Directions for this task: Leave out the pictures and repeat everything else in the records exactly.

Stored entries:
======
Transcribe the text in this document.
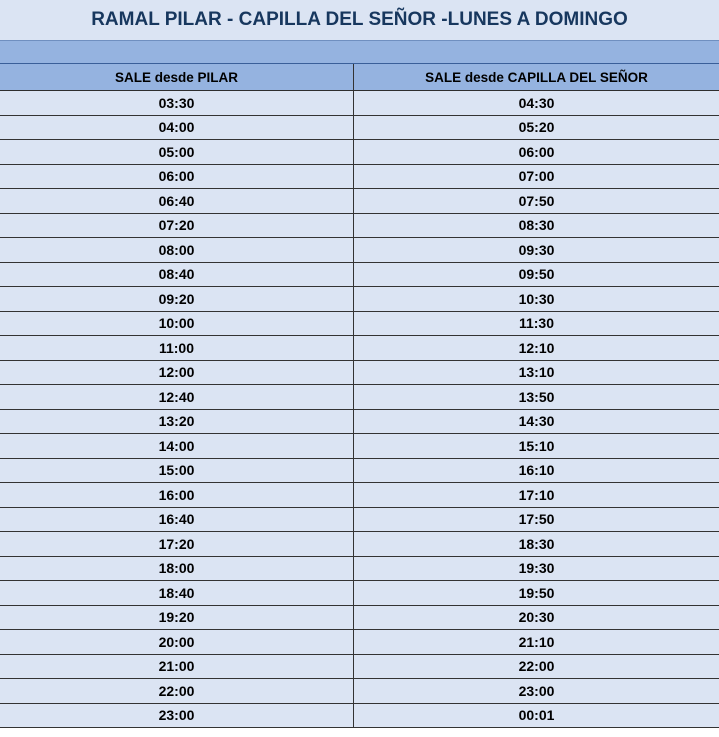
RAMAL PILAR - CAPILLA DEL SEÑOR -LUNES A DOMINGO
SALE desde PILAR	SALE desde CAPILLA DEL SEÑOR
03:30	04:30
04:00	05:20
05:00	06:00
06:00	07:00
06:40	07:50
07:20	08:30
08:00	09:30
08:40	09:50
09:20	10:30
10:00	11:30
11:00	12:10
12:00	13:10
12:40	13:50
13:20	14:30
14:00	15:10
15:00	16:10
16:00	17:10
16:40	17:50
17:20	18:30
18:00	19:30
18:40	19:50
19:20	20:30
20:00	21:10
21:00	22:00
22:00	23:00
23:00	00:01
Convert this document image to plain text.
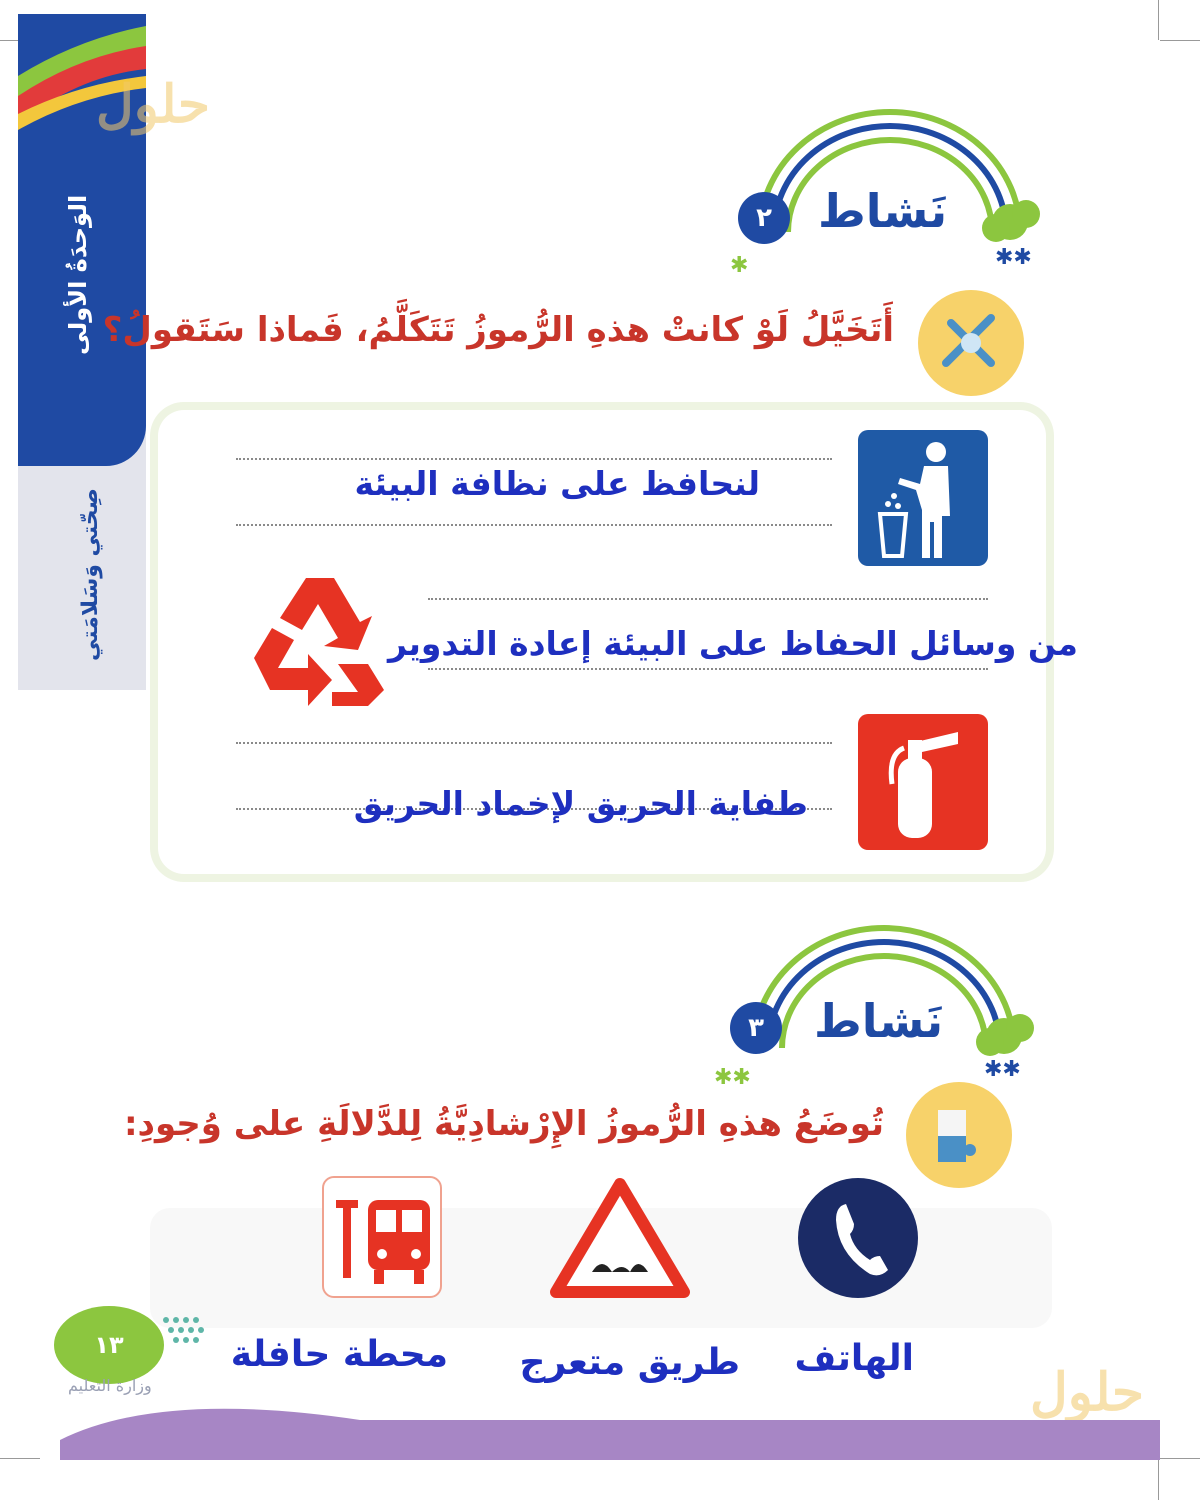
الوَحدَةُ الأولى
صِحّتي وَسَلامَتي
حلول
حلول
✱✱
✱
نَشاط
٢
أَتَخَيَّلُ لَوْ كانتْ هذهِ الرُّموزُ تَتَكَلَّمُ، فَماذا سَتَقولُ؟
لنحافظ على نظافة البيئة
من وسائل الحفاظ على البيئة إعادة التدوير
طفاية الحريق لإخماد الحريق
✱✱
✱✱
نَشاط
٣
تُوضَعُ هذهِ الرُّموزُ الإِرْشادِيَّةُ لِلدَّلالَةِ على وُجودِ:
الهاتف
طريق متعرج
محطة حافلة
١٣
وزارة التعليم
======
Answer below:
Transcribe the text in this document.
RAMAL PILAR - CAPILLA DEL SEÑOR -LUNES A DOMINGO
SALE desde PILAR	SALE desde CAPILLA DEL SEÑOR
03:30	04:30
04:00	05:20
05:00	06:00
06:00	07:00
06:40	07:50
07:20	08:30
08:00	09:30
08:40	09:50
09:20	10:30
10:00	11:30
11:00	12:10
12:00	13:10
12:40	13:50
13:20	14:30
14:00	15:10
15:00	16:10
16:00	17:10
16:40	17:50
17:20	18:30
18:00	19:30
18:40	19:50
19:20	20:30
20:00	21:10
21:00	22:00
22:00	23:00
23:00	00:01
Convert this document image to plain text.
الوَحدَةُ الأولى
صِحّتي وَسَلامَتي
حلول
حلول
✱✱
✱
نَشاط
٢
أَتَخَيَّلُ لَوْ كانتْ هذهِ الرُّموزُ تَتَكَلَّمُ، فَماذا سَتَقولُ؟
لنحافظ على نظافة البيئة
من وسائل الحفاظ على البيئة إعادة التدوير
طفاية الحريق لإخماد الحريق
✱✱
✱✱
نَشاط
٣
تُوضَعُ هذهِ الرُّموزُ الإِرْشادِيَّةُ لِلدَّلالَةِ على وُجودِ:
الهاتف
طريق متعرج
محطة حافلة
١٣
وزارة التعليم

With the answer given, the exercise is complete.